WRITTEN TASK: Give the listing again exactly, omitting its images.

Figure contents as structured data:

########################################

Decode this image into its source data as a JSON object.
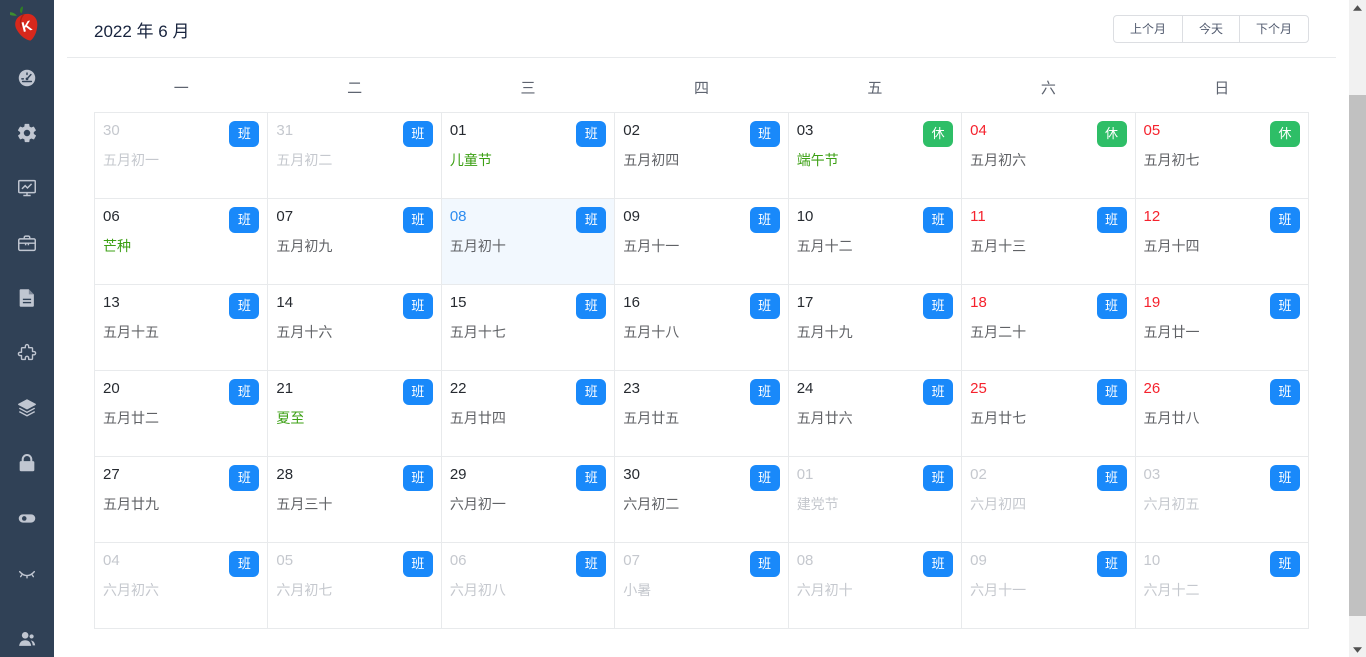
{
  "header": {
    "title": "2022 年 6 月",
    "buttons": {
      "prev": "上个月",
      "today": "今天",
      "next": "下个月"
    }
  },
  "sidebar": {
    "logo": "strawberry-logo",
    "icons": [
      "dashboard",
      "gear",
      "chart-monitor",
      "briefcase",
      "document",
      "puzzle",
      "layers",
      "lock",
      "toggle",
      "eye-off",
      "users"
    ]
  },
  "calendar": {
    "weekdays": [
      "一",
      "二",
      "三",
      "四",
      "五",
      "六",
      "日"
    ],
    "badge_labels": {
      "work": "班",
      "rest": "休"
    },
    "cells": [
      {
        "day": "30",
        "label": "五月初一",
        "month": "prev",
        "badge": "work"
      },
      {
        "day": "31",
        "label": "五月初二",
        "month": "prev",
        "badge": "work"
      },
      {
        "day": "01",
        "label": "儿童节",
        "month": "current",
        "badge": "work",
        "festival": true
      },
      {
        "day": "02",
        "label": "五月初四",
        "month": "current",
        "badge": "work"
      },
      {
        "day": "03",
        "label": "端午节",
        "month": "current",
        "badge": "rest",
        "festival": true
      },
      {
        "day": "04",
        "label": "五月初六",
        "month": "current",
        "badge": "rest",
        "weekend": true
      },
      {
        "day": "05",
        "label": "五月初七",
        "month": "current",
        "badge": "rest",
        "weekend": true
      },
      {
        "day": "06",
        "label": "芒种",
        "month": "current",
        "badge": "work",
        "festival": true
      },
      {
        "day": "07",
        "label": "五月初九",
        "month": "current",
        "badge": "work"
      },
      {
        "day": "08",
        "label": "五月初十",
        "month": "current",
        "badge": "work",
        "today": true
      },
      {
        "day": "09",
        "label": "五月十一",
        "month": "current",
        "badge": "work"
      },
      {
        "day": "10",
        "label": "五月十二",
        "month": "current",
        "badge": "work"
      },
      {
        "day": "11",
        "label": "五月十三",
        "month": "current",
        "badge": "work",
        "weekend": true
      },
      {
        "day": "12",
        "label": "五月十四",
        "month": "current",
        "badge": "work",
        "weekend": true
      },
      {
        "day": "13",
        "label": "五月十五",
        "month": "current",
        "badge": "work"
      },
      {
        "day": "14",
        "label": "五月十六",
        "month": "current",
        "badge": "work"
      },
      {
        "day": "15",
        "label": "五月十七",
        "month": "current",
        "badge": "work"
      },
      {
        "day": "16",
        "label": "五月十八",
        "month": "current",
        "badge": "work"
      },
      {
        "day": "17",
        "label": "五月十九",
        "month": "current",
        "badge": "work"
      },
      {
        "day": "18",
        "label": "五月二十",
        "month": "current",
        "badge": "work",
        "weekend": true
      },
      {
        "day": "19",
        "label": "五月廿一",
        "month": "current",
        "badge": "work",
        "weekend": true
      },
      {
        "day": "20",
        "label": "五月廿二",
        "month": "current",
        "badge": "work"
      },
      {
        "day": "21",
        "label": "夏至",
        "month": "current",
        "badge": "work",
        "festival": true
      },
      {
        "day": "22",
        "label": "五月廿四",
        "month": "current",
        "badge": "work"
      },
      {
        "day": "23",
        "label": "五月廿五",
        "month": "current",
        "badge": "work"
      },
      {
        "day": "24",
        "label": "五月廿六",
        "month": "current",
        "badge": "work"
      },
      {
        "day": "25",
        "label": "五月廿七",
        "month": "current",
        "badge": "work",
        "weekend": true
      },
      {
        "day": "26",
        "label": "五月廿八",
        "month": "current",
        "badge": "work",
        "weekend": true
      },
      {
        "day": "27",
        "label": "五月廿九",
        "month": "current",
        "badge": "work"
      },
      {
        "day": "28",
        "label": "五月三十",
        "month": "current",
        "badge": "work"
      },
      {
        "day": "29",
        "label": "六月初一",
        "month": "current",
        "badge": "work"
      },
      {
        "day": "30",
        "label": "六月初二",
        "month": "current",
        "badge": "work"
      },
      {
        "day": "01",
        "label": "建党节",
        "month": "next",
        "badge": "work"
      },
      {
        "day": "02",
        "label": "六月初四",
        "month": "next",
        "badge": "work"
      },
      {
        "day": "03",
        "label": "六月初五",
        "month": "next",
        "badge": "work"
      },
      {
        "day": "04",
        "label": "六月初六",
        "month": "next",
        "badge": "work"
      },
      {
        "day": "05",
        "label": "六月初七",
        "month": "next",
        "badge": "work"
      },
      {
        "day": "06",
        "label": "六月初八",
        "month": "next",
        "badge": "work"
      },
      {
        "day": "07",
        "label": "小暑",
        "month": "next",
        "badge": "work"
      },
      {
        "day": "08",
        "label": "六月初十",
        "month": "next",
        "badge": "work"
      },
      {
        "day": "09",
        "label": "六月十一",
        "month": "next",
        "badge": "work"
      },
      {
        "day": "10",
        "label": "六月十二",
        "month": "next",
        "badge": "work"
      }
    ]
  },
  "colors": {
    "sidebar_bg": "#304156",
    "icon": "#c0c6d1",
    "work_badge": "#1989fa",
    "rest_badge": "#2ebe67",
    "festival_text": "#3ca014",
    "weekend_text": "#f5222d",
    "today_text": "#2d8cf0",
    "today_bg": "#f2f8fe",
    "other_month_text": "#c5c8ce",
    "border": "#e8eaec"
  }
}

########################################

TASK OUTPUT:
Decode this image into its source data as a JSON object.
{
  "header": {
    "title": "2022 年 6 月",
    "buttons": {
      "prev": "上个月",
      "today": "今天",
      "next": "下个月"
    }
  },
  "sidebar": {
    "logo": "strawberry-logo",
    "icons": [
      "dashboard",
      "gear",
      "chart-monitor",
      "briefcase",
      "document",
      "puzzle",
      "layers",
      "lock",
      "toggle",
      "eye-off",
      "users"
    ]
  },
  "calendar": {
    "weekdays": [
      "一",
      "二",
      "三",
      "四",
      "五",
      "六",
      "日"
    ],
    "badge_labels": {
      "work": "班",
      "rest": "休"
    },
    "cells": [
      {
        "day": "30",
        "label": "五月初一",
        "month": "prev",
        "badge": "work"
      },
      {
        "day": "31",
        "label": "五月初二",
        "month": "prev",
        "badge": "work"
      },
      {
        "day": "01",
        "label": "儿童节",
        "month": "current",
        "badge": "work",
        "festival": true
      },
      {
        "day": "02",
        "label": "五月初四",
        "month": "current",
        "badge": "work"
      },
      {
        "day": "03",
        "label": "端午节",
        "month": "current",
        "badge": "rest",
        "festival": true
      },
      {
        "day": "04",
        "label": "五月初六",
        "month": "current",
        "badge": "rest",
        "weekend": true
      },
      {
        "day": "05",
        "label": "五月初七",
        "month": "current",
        "badge": "rest",
        "weekend": true
      },
      {
        "day": "06",
        "label": "芒种",
        "month": "current",
        "badge": "work",
        "festival": true
      },
      {
        "day": "07",
        "label": "五月初九",
        "month": "current",
        "badge": "work"
      },
      {
        "day": "08",
        "label": "五月初十",
        "month": "current",
        "badge": "work",
        "today": true
      },
      {
        "day": "09",
        "label": "五月十一",
        "month": "current",
        "badge": "work"
      },
      {
        "day": "10",
        "label": "五月十二",
        "month": "current",
        "badge": "work"
      },
      {
        "day": "11",
        "label": "五月十三",
        "month": "current",
        "badge": "work",
        "weekend": true
      },
      {
        "day": "12",
        "label": "五月十四",
        "month": "current",
        "badge": "work",
        "weekend": true
      },
      {
        "day": "13",
        "label": "五月十五",
        "month": "current",
        "badge": "work"
      },
      {
        "day": "14",
        "label": "五月十六",
        "month": "current",
        "badge": "work"
      },
      {
        "day": "15",
        "label": "五月十七",
        "month": "current",
        "badge": "work"
      },
      {
        "day": "16",
        "label": "五月十八",
        "month": "current",
        "badge": "work"
      },
      {
        "day": "17",
        "label": "五月十九",
        "month": "current",
        "badge": "work"
      },
      {
        "day": "18",
        "label": "五月二十",
        "month": "current",
        "badge": "work",
        "weekend": true
      },
      {
        "day": "19",
        "label": "五月廿一",
        "month": "current",
        "badge": "work",
        "weekend": true
      },
      {
        "day": "20",
        "label": "五月廿二",
        "month": "current",
        "badge": "work"
      },
      {
        "day": "21",
        "label": "夏至",
        "month": "current",
        "badge": "work",
        "festival": true
      },
      {
        "day": "22",
        "label": "五月廿四",
        "month": "current",
        "badge": "work"
      },
      {
        "day": "23",
        "label": "五月廿五",
        "month": "current",
        "badge": "work"
      },
      {
        "day": "24",
        "label": "五月廿六",
        "month": "current",
        "badge": "work"
      },
      {
        "day": "25",
        "label": "五月廿七",
        "month": "current",
        "badge": "work",
        "weekend": true
      },
      {
        "day": "26",
        "label": "五月廿八",
        "month": "current",
        "badge": "work",
        "weekend": true
      },
      {
        "day": "27",
        "label": "五月廿九",
        "month": "current",
        "badge": "work"
      },
      {
        "day": "28",
        "label": "五月三十",
        "month": "current",
        "badge": "work"
      },
      {
        "day": "29",
        "label": "六月初一",
        "month": "current",
        "badge": "work"
      },
      {
        "day": "30",
        "label": "六月初二",
        "month": "current",
        "badge": "work"
      },
      {
        "day": "01",
        "label": "建党节",
        "month": "next",
        "badge": "work"
      },
      {
        "day": "02",
        "label": "六月初四",
        "month": "next",
        "badge": "work"
      },
      {
        "day": "03",
        "label": "六月初五",
        "month": "next",
        "badge": "work"
      },
      {
        "day": "04",
        "label": "六月初六",
        "month": "next",
        "badge": "work"
      },
      {
        "day": "05",
        "label": "六月初七",
        "month": "next",
        "badge": "work"
      },
      {
        "day": "06",
        "label": "六月初八",
        "month": "next",
        "badge": "work"
      },
      {
        "day": "07",
        "label": "小暑",
        "month": "next",
        "badge": "work"
      },
      {
        "day": "08",
        "label": "六月初十",
        "month": "next",
        "badge": "work"
      },
      {
        "day": "09",
        "label": "六月十一",
        "month": "next",
        "badge": "work"
      },
      {
        "day": "10",
        "label": "六月十二",
        "month": "next",
        "badge": "work"
      }
    ]
  },
  "colors": {
    "sidebar_bg": "#304156",
    "icon": "#c0c6d1",
    "work_badge": "#1989fa",
    "rest_badge": "#2ebe67",
    "festival_text": "#3ca014",
    "weekend_text": "#f5222d",
    "today_text": "#2d8cf0",
    "today_bg": "#f2f8fe",
    "other_month_text": "#c5c8ce",
    "border": "#e8eaec"
  }
}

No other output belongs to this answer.